The problem:
Copy out each line of the data holding "国务院办公厅".

Exercise material:
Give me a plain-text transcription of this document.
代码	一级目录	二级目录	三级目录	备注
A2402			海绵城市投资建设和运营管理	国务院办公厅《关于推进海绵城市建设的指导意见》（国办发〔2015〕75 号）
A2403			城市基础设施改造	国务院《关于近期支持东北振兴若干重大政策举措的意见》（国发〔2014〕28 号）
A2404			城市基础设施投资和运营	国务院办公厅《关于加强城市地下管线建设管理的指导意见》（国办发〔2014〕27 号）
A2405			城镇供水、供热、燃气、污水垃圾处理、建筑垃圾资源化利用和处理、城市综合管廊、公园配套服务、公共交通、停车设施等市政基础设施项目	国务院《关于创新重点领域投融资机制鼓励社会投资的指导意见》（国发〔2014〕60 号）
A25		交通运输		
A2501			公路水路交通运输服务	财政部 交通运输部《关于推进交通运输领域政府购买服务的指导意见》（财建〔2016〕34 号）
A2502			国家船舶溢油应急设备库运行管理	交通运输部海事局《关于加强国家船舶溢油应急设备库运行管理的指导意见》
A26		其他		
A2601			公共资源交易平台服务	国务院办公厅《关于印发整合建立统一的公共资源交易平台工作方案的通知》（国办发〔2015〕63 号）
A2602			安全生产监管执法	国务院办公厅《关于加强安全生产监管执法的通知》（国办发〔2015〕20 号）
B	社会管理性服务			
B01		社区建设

---

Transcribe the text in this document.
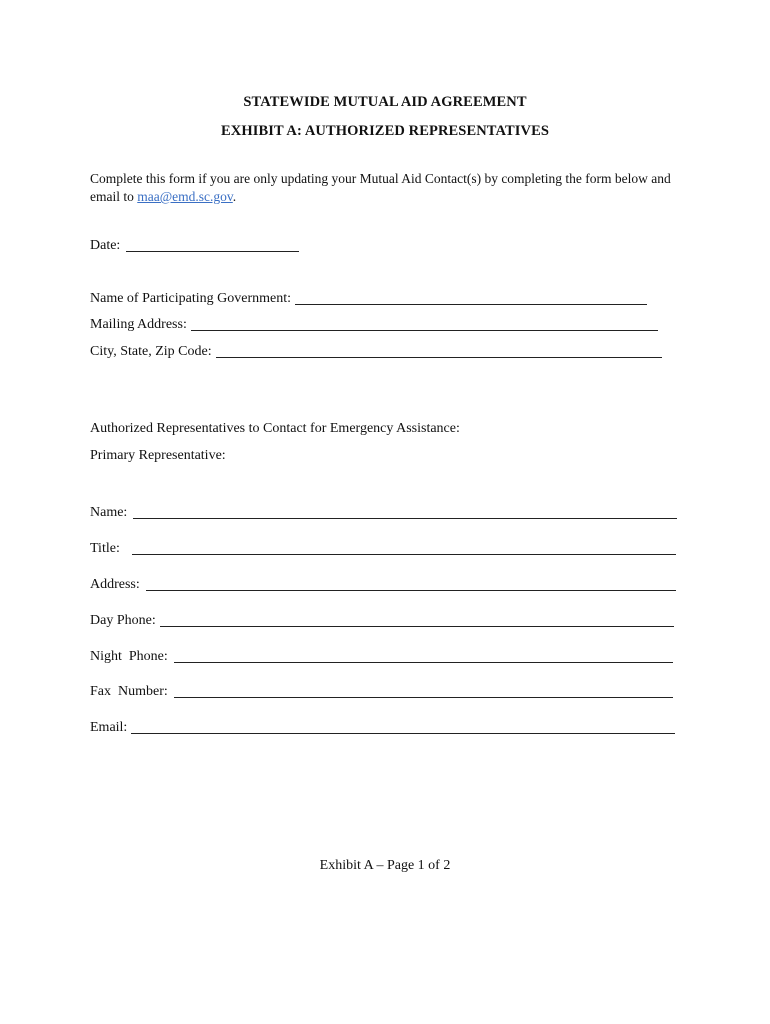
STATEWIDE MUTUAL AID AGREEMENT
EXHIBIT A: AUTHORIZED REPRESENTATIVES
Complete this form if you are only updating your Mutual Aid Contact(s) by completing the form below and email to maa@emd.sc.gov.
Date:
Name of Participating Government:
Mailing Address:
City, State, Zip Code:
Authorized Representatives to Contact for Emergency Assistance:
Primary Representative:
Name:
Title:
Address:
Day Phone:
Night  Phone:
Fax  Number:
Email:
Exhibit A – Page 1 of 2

---

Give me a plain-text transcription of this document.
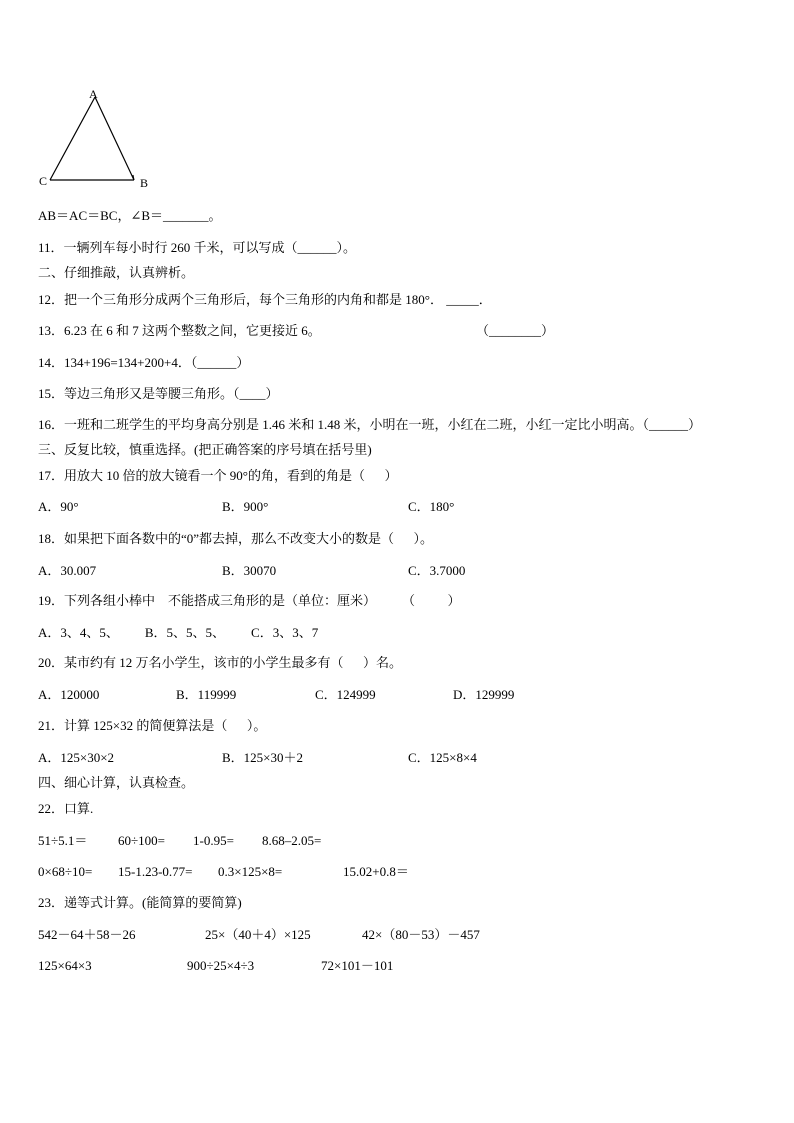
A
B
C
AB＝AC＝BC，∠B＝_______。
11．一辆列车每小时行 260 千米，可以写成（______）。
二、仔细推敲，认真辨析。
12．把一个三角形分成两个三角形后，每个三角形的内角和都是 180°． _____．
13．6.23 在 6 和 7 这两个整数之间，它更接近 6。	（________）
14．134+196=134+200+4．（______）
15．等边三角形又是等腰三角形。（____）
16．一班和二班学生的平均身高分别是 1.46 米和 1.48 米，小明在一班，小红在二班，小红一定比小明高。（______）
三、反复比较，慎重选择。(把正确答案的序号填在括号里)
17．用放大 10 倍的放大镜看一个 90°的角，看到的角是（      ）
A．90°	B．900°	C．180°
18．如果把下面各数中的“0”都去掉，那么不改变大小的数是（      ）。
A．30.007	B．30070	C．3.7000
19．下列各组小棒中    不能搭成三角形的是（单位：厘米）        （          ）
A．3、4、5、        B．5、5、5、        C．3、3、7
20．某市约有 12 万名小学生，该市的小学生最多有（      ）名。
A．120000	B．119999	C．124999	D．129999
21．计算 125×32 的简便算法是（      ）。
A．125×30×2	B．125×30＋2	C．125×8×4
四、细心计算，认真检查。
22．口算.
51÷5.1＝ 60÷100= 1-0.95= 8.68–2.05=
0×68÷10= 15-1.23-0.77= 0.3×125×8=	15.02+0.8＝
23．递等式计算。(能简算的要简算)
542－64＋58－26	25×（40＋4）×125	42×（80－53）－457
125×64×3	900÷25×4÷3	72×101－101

Response for this exercise:
A2402			海绵城市投资建设和运营管理	国务院办公厅《关于推进海绵城市建设的指导意见》（国办发〔2015〕75 号）
A2404			城市基础设施投资和运营	国务院办公厅《关于加强城市地下管线建设管理的指导意见》（国办发〔2014〕27 号）
A2601			公共资源交易平台服务	国务院办公厅《关于印发整合建立统一的公共资源交易平台工作方案的通知》（国办发〔2015〕63 号）
A2602			安全生产监管执法	国务院办公厅《关于加强安全生产监管执法的通知》（国办发〔2015〕20 号）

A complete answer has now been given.